== Problem description ==
Each line below should be quoted exactly, please.

========================

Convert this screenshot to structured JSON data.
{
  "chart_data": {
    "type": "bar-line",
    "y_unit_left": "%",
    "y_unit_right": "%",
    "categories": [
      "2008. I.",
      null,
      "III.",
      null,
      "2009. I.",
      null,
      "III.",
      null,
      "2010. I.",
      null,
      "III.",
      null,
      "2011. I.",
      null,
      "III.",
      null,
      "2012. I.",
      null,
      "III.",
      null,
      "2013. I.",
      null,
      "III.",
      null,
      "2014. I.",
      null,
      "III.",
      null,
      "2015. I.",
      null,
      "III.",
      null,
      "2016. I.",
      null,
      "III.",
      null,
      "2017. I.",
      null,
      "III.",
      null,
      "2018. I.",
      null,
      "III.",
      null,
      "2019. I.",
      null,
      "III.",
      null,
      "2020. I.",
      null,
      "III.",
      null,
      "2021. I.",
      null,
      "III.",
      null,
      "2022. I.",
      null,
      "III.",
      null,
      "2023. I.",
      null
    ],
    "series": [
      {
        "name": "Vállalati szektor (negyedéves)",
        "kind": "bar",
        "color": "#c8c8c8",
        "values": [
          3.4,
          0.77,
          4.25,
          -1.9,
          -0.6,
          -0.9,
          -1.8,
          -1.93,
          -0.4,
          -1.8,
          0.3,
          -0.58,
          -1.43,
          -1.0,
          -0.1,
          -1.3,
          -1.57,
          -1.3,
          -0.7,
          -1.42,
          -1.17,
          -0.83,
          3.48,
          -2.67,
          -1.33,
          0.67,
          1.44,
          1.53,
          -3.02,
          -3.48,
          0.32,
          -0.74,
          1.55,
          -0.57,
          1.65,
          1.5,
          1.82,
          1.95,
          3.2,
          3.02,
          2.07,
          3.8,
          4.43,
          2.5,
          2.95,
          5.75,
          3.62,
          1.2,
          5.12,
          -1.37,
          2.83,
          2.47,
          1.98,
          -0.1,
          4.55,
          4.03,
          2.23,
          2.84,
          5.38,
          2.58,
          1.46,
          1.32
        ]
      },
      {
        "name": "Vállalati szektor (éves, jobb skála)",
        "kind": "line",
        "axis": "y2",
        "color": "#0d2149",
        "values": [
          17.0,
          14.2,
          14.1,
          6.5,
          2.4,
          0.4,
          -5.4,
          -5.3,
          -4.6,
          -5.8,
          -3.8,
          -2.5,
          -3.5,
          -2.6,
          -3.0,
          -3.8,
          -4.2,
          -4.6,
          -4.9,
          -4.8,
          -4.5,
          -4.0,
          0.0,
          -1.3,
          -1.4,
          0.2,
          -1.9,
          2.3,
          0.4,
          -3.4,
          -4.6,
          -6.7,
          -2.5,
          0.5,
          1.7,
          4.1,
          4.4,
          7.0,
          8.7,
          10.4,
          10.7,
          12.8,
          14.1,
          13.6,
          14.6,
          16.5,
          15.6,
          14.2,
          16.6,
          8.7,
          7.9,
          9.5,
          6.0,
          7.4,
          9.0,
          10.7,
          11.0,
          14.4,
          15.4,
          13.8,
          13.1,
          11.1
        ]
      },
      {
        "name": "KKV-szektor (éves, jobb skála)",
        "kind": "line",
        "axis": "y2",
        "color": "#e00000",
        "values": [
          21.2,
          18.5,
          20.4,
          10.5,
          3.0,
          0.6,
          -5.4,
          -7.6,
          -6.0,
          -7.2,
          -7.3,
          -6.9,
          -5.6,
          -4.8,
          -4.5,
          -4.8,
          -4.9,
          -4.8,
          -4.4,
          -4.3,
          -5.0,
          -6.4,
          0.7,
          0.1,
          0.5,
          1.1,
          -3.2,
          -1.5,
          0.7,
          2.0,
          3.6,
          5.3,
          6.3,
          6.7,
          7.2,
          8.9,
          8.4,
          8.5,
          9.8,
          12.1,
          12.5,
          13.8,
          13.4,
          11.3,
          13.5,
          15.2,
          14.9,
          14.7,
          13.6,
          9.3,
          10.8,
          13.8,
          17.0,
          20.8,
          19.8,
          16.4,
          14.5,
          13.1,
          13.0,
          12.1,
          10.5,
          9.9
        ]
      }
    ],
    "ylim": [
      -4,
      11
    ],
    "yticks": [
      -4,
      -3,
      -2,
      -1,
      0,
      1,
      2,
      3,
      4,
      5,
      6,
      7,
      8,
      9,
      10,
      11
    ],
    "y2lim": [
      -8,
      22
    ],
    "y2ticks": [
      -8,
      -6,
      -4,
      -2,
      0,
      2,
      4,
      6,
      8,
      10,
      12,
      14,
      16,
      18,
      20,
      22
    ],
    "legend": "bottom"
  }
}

========================

== In response ==
Convert this screenshot to structured JSON data.
{
  "chart_data": {
    "type": "bar-line",
    "y_unit_left": "%",
    "y_unit_right": "%",
    "categories": [
      "2008. I.",
      null,
      "III.",
      null,
      "2009. I.",
      null,
      "III.",
      null,
      "2010. I.",
      null,
      "III.",
      null,
      "2011. I.",
      null,
      "III.",
      null,
      "2012. I.",
      null,
      "III.",
      null,
      "2013. I.",
      null,
      "III.",
      null,
      "2014. I.",
      null,
      "III.",
      null,
      "2015. I.",
      null,
      "III.",
      null,
      "2016. I.",
      null,
      "III.",
      null,
      "2017. I.",
      null,
      "III.",
      null,
      "2018. I.",
      null,
      "III.",
      null,
      "2019. I.",
      null,
      "III.",
      null,
      "2020. I.",
      null,
      "III.",
      null,
      "2021. I.",
      null,
      "III.",
      null,
      "2022. I.",
      null,
      "III.",
      null,
      "2023. I.",
      null
    ],
    "series": [
      {
        "name": "Vállalati szektor (negyedéves)",
        "kind": "bar",
        "color": "#c8c8c8",
        "values": [
          3.4,
          0.77,
          4.25,
          -1.9,
          -0.6,
          -0.9,
          -1.8,
          -1.93,
          -0.4,
          -1.8,
          0.3,
          -0.58,
          -1.43,
          -1.0,
          -0.1,
          -1.3,
          -1.57,
          -1.3,
          -0.7,
          -1.42,
          -1.17,
          -0.83,
          3.48,
          -2.67,
          -1.33,
          0.67,
          1.44,
          1.53,
          -3.02,
          -3.48,
          0.32,
          -0.74,
          1.55,
          -0.57,
          1.65,
          1.5,
          1.82,
          1.95,
          3.2,
          3.02,
          2.07,
          3.8,
          4.43,
          2.5,
          2.95,
          5.75,
          3.62,
          1.2,
          5.12,
          -1.37,
          2.83,
          2.47,
          1.98,
          -0.1,
          4.55,
          4.03,
          2.23,
          2.84,
          5.38,
          2.58,
          1.46,
          1.32
        ]
      },
      {
        "name": "Vállalati szektor (éves, jobb skála)",
        "kind": "line",
        "axis": "y2",
        "color": "#0d2149",
        "values": [
          17.0,
          14.2,
          14.1,
          6.5,
          2.4,
          0.4,
          -5.4,
          -5.3,
          -4.6,
          -5.8,
          -3.8,
          -2.5,
          -3.5,
          -2.6,
          -3.0,
          -3.8,
          -4.2,
          -4.6,
          -4.9,
          -4.8,
          -4.5,
          -4.0,
          0.0,
          -1.3,
          -1.4,
          0.2,
          -1.9,
          2.3,
          0.4,
          -3.4,
          -4.6,
          -6.7,
          -2.5,
          0.5,
          1.7,
          4.1,
          4.4,
          7.0,
          8.7,
          10.4,
          10.7,
          12.8,
          14.1,
          13.6,
          14.6,
          16.5,
          15.6,
          14.2,
          16.6,
          8.7,
          7.9,
          9.5,
          6.0,
          7.4,
          9.0,
          10.7,
          11.0,
          14.4,
          15.4,
          13.8,
          13.1,
          11.1
        ]
      },
      {
        "name": "KKV-szektor (éves, jobb skála)",
        "kind": "line",
        "axis": "y2",
        "color": "#e00000",
        "values": [
          21.2,
          18.5,
          20.4,
          10.5,
          3.0,
          0.6,
          -5.4,
          -7.6,
          -6.0,
          -7.2,
          -7.3,
          -6.9,
          -5.6,
          -4.8,
          -4.5,
          -4.8,
          -4.9,
          -4.8,
          -4.4,
          -4.3,
          -5.0,
          -6.4,
          0.7,
          0.1,
          0.5,
          1.1,
          -3.2,
          -1.5,
          0.7,
          2.0,
          3.6,
          5.3,
          6.3,
          6.7,
          7.2,
          8.9,
          8.4,
          8.5,
          9.8,
          12.1,
          12.5,
          13.8,
          13.4,
          11.3,
          13.5,
          15.2,
          14.9,
          14.7,
          13.6,
          9.3,
          10.8,
          13.8,
          17.0,
          20.8,
          19.8,
          16.4,
          14.5,
          13.1,
          13.0,
          12.1,
          10.5,
          9.9
        ]
      }
    ],
    "ylim": [
      -4,
      11
    ],
    "yticks": [
      -4,
      -3,
      -2,
      -1,
      0,
      1,
      2,
      3,
      4,
      5,
      6,
      7,
      8,
      9,
      10,
      11
    ],
    "y2lim": [
      -8,
      22
    ],
    "y2ticks": [
      -8,
      -6,
      -4,
      -2,
      0,
      2,
      4,
      6,
      8,
      10,
      12,
      14,
      16,
      18,
      20,
      22
    ],
    "legend": "bottom"
  }
}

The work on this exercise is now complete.